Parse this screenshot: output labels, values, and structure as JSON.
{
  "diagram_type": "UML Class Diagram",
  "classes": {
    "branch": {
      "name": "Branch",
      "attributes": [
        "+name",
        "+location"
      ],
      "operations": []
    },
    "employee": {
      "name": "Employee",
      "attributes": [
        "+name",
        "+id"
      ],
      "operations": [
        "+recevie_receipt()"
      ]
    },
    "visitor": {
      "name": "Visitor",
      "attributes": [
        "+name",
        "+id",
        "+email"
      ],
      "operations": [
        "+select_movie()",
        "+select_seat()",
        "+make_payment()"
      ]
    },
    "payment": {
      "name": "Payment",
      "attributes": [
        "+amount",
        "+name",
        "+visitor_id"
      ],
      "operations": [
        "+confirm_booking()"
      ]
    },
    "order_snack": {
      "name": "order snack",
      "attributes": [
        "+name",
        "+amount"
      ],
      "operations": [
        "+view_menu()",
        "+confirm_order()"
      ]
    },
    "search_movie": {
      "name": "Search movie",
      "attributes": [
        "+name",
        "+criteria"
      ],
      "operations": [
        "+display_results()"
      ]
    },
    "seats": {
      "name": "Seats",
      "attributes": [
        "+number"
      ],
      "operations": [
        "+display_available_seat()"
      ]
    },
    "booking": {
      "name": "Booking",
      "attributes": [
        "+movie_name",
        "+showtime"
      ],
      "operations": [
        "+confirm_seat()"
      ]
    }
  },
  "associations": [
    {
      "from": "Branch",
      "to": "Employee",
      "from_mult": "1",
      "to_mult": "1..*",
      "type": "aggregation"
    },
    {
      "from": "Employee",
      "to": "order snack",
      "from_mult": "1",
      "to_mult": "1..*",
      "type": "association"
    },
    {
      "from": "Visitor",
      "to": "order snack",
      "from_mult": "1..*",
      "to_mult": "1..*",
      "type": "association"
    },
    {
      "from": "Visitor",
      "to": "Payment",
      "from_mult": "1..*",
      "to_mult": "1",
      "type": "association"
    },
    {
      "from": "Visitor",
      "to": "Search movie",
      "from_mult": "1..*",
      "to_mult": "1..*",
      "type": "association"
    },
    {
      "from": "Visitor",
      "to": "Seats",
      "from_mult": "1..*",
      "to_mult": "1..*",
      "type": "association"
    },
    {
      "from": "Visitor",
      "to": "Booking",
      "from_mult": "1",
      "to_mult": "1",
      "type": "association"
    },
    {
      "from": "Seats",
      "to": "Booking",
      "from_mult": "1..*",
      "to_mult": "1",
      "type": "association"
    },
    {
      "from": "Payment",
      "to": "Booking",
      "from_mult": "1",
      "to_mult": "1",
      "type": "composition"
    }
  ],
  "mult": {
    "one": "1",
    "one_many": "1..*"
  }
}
:::
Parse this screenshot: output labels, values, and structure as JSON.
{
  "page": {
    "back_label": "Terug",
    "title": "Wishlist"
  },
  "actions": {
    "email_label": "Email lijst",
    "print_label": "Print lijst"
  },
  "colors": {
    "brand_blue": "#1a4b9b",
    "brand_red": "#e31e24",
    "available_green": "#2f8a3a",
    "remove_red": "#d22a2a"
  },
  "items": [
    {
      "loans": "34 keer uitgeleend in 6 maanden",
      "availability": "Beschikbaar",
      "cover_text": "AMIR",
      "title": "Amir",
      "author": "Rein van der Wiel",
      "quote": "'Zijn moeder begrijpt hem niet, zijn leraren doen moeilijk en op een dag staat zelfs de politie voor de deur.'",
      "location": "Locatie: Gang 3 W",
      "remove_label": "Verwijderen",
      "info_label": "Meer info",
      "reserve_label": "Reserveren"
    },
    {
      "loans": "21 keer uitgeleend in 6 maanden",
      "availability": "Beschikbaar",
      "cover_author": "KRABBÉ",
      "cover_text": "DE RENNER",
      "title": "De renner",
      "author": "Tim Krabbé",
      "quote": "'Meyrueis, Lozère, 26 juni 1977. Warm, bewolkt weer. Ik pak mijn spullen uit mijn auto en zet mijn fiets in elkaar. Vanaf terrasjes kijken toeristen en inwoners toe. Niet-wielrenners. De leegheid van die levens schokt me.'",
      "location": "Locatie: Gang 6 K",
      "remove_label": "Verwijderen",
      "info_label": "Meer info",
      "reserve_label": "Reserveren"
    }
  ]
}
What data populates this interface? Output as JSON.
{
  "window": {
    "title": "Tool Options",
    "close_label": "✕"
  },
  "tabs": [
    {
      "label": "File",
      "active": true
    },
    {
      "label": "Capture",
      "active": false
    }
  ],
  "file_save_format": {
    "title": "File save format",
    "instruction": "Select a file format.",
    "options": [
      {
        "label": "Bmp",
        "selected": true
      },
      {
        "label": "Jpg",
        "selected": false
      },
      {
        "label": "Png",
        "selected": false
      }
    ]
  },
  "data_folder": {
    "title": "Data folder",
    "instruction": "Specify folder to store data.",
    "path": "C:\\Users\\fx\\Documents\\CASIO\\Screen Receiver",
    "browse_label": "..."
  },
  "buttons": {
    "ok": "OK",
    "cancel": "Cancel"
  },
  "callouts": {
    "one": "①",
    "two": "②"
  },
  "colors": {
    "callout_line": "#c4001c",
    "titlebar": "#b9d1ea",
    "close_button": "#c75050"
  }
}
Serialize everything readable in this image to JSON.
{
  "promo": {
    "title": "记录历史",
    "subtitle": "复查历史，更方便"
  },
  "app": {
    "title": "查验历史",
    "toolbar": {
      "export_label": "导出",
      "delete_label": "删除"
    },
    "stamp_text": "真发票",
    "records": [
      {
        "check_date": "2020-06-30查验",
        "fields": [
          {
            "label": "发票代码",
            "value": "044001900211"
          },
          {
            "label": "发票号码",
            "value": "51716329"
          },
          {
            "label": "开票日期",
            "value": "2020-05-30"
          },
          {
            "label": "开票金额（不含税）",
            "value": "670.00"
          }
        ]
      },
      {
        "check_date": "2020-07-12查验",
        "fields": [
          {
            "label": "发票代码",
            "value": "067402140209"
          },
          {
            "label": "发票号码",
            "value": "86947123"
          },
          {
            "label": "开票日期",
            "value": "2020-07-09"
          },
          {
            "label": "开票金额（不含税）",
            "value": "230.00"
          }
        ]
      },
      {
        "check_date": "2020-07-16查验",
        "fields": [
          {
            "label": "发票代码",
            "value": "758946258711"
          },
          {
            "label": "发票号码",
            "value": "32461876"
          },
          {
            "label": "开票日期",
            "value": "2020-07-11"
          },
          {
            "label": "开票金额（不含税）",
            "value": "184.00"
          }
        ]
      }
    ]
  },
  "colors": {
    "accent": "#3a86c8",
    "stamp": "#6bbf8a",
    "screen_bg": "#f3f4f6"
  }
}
:::
◆ **Work instructions**: Select from the material above each line in which the string "keer" appears, and list those lines.

◆ **Written solution**:
      "loans": "34 keer uitgeleend in 6 maanden",
      "loans": "21 keer uitgeleend in 6 maanden",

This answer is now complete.